_Instruction_:
Transcribe every line, keeping it exact.

_Extracted entries_:
....

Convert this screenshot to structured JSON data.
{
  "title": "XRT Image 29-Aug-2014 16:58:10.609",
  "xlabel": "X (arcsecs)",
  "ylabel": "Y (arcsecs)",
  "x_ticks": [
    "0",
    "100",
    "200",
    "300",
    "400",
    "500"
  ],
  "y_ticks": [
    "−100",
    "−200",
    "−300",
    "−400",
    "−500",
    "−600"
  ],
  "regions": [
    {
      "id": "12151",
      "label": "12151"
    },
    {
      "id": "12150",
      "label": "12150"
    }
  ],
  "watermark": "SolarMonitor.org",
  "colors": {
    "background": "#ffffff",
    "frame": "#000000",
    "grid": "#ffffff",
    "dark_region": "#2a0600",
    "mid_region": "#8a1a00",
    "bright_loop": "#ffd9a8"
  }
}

....

_Result for this exercise_:
Convert this screenshot to structured JSON data.
{
  "title": "XRT Image 29-Aug-2014 16:58:10.609",
  "xlabel": "X (arcsecs)",
  "ylabel": "Y (arcsecs)",
  "x_ticks": [
    "0",
    "100",
    "200",
    "300",
    "400",
    "500"
  ],
  "y_ticks": [
    "−100",
    "−200",
    "−300",
    "−400",
    "−500",
    "−600"
  ],
  "regions": [
    {
      "id": "12151",
      "label": "12151"
    },
    {
      "id": "12150",
      "label": "12150"
    }
  ],
  "watermark": "SolarMonitor.org",
  "colors": {
    "background": "#ffffff",
    "frame": "#000000",
    "grid": "#ffffff",
    "dark_region": "#2a0600",
    "mid_region": "#8a1a00",
    "bright_loop": "#ffd9a8"
  }
}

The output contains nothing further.